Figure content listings
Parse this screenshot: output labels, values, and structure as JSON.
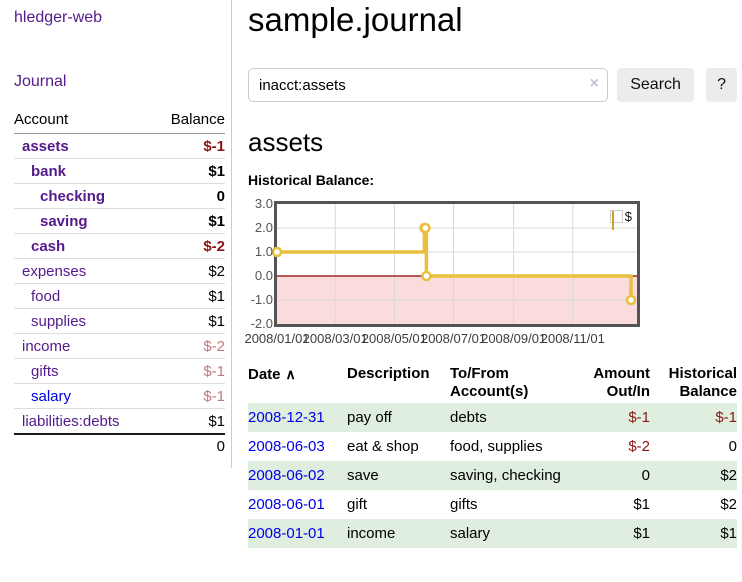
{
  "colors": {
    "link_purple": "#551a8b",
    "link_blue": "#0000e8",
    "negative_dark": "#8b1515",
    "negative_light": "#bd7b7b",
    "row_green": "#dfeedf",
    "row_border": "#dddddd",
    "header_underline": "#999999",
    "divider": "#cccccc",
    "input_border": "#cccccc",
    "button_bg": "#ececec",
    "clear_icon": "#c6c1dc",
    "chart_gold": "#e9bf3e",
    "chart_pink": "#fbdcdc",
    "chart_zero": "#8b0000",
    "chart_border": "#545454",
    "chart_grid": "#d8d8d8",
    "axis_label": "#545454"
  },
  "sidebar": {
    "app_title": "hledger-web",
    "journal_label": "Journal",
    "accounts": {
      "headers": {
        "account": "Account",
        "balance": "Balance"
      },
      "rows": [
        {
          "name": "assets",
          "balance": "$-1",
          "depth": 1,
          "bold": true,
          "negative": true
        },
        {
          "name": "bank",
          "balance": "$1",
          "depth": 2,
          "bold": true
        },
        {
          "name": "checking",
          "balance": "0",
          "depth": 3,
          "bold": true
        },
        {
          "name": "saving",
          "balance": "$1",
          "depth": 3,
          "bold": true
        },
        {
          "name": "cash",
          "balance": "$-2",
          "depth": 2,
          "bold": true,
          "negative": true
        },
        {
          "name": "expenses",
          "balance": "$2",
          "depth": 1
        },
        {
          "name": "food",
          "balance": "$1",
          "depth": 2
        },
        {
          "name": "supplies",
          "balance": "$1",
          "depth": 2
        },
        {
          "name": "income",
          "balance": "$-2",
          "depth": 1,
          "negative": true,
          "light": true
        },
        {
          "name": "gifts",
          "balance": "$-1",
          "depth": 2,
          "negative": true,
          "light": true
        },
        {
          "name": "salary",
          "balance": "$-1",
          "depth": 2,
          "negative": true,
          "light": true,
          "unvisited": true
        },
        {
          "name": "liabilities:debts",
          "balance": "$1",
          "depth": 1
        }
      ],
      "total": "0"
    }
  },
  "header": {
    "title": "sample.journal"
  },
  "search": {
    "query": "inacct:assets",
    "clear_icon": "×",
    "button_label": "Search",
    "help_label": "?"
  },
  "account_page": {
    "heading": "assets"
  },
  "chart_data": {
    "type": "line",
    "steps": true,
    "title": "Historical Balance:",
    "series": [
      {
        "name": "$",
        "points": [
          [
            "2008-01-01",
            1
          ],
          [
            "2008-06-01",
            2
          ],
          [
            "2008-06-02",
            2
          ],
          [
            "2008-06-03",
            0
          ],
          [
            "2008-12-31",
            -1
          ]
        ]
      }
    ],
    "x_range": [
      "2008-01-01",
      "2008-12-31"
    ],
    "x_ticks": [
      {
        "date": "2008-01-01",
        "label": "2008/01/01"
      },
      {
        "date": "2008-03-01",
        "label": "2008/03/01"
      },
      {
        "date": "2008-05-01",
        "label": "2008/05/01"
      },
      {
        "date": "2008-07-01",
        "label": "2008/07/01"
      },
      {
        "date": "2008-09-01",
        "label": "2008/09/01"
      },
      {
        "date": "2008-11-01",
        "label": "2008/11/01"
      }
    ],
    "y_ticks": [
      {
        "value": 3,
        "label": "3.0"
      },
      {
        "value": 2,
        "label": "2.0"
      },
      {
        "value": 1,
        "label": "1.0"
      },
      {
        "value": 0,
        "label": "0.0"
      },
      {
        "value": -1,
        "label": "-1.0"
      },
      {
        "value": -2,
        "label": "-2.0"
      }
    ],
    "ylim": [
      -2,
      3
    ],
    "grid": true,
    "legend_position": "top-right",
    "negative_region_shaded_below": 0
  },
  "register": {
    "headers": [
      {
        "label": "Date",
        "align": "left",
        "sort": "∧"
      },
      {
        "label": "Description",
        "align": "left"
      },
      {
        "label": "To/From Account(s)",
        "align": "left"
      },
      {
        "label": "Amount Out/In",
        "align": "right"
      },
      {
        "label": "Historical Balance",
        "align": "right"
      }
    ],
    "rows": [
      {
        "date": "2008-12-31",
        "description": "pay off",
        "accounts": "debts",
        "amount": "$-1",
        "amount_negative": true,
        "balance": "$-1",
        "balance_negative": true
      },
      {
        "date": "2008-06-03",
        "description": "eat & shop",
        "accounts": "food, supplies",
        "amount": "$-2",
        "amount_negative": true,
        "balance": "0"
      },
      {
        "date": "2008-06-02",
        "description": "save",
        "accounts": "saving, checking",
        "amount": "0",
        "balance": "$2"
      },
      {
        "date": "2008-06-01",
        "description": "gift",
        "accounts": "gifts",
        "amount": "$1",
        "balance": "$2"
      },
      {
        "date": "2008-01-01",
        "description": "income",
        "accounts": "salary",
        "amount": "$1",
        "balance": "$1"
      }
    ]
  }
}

--

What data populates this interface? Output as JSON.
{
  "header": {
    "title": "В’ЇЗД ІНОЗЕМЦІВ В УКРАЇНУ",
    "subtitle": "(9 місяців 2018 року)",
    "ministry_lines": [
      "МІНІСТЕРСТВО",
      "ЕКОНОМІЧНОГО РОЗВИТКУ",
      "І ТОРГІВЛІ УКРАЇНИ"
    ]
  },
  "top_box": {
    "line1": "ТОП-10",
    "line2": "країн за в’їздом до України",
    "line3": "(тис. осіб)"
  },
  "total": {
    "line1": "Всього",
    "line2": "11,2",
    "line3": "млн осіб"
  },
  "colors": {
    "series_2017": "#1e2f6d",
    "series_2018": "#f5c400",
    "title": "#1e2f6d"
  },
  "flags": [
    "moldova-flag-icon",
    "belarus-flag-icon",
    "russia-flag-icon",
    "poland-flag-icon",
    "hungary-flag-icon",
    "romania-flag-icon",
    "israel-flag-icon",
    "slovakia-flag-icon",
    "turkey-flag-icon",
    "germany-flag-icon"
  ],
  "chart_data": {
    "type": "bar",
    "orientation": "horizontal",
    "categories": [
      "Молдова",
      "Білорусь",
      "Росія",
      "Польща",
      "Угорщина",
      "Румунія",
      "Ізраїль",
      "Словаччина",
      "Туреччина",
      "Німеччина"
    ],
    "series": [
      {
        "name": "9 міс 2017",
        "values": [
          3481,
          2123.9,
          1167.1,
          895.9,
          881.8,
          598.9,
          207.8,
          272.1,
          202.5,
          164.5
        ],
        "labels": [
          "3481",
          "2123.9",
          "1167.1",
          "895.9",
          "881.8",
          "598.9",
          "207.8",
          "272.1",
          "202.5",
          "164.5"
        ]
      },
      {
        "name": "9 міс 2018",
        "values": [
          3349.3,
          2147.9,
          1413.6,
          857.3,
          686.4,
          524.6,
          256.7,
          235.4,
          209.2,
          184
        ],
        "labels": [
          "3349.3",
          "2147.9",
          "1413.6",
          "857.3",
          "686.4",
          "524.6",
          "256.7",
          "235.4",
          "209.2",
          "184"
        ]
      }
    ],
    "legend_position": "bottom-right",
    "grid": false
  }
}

...

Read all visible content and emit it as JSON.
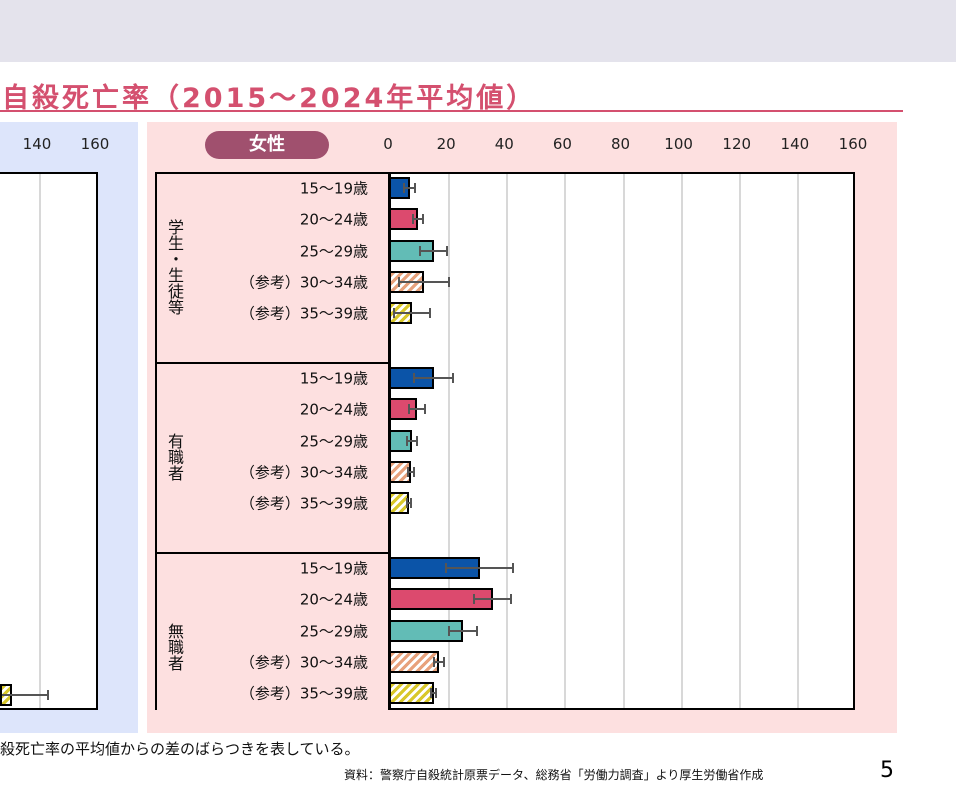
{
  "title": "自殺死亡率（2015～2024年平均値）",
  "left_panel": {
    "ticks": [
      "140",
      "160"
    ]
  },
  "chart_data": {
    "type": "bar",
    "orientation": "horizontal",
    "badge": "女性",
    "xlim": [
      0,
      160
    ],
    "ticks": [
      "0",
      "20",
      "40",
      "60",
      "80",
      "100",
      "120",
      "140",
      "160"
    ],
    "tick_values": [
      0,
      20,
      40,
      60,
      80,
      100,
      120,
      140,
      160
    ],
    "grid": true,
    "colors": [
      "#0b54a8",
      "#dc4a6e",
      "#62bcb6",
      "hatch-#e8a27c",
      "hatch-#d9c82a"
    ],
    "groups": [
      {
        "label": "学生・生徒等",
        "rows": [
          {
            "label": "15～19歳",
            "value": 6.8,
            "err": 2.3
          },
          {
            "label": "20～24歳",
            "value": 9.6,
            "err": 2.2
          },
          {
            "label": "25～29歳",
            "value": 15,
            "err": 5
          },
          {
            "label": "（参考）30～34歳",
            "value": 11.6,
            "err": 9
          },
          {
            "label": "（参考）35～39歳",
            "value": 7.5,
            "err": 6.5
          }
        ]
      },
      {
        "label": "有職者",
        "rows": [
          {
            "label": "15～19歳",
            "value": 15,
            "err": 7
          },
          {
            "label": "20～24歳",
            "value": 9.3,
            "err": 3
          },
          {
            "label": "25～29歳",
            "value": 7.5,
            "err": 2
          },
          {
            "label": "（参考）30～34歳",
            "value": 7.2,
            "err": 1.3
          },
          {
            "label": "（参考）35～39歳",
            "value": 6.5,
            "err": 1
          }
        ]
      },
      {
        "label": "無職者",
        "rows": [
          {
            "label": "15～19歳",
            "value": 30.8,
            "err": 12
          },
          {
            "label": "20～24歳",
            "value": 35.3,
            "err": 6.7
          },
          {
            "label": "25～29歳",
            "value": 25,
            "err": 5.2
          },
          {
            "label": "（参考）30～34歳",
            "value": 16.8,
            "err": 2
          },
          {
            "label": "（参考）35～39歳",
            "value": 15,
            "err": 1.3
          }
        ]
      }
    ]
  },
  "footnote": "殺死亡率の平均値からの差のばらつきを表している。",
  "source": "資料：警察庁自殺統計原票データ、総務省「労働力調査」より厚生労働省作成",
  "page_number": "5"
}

→ YOUR OBJECTIVE: Tally up the lines holding the word "supplies" in the data above, and answer with that figure only.

→ EXPECTED OUTPUT: 2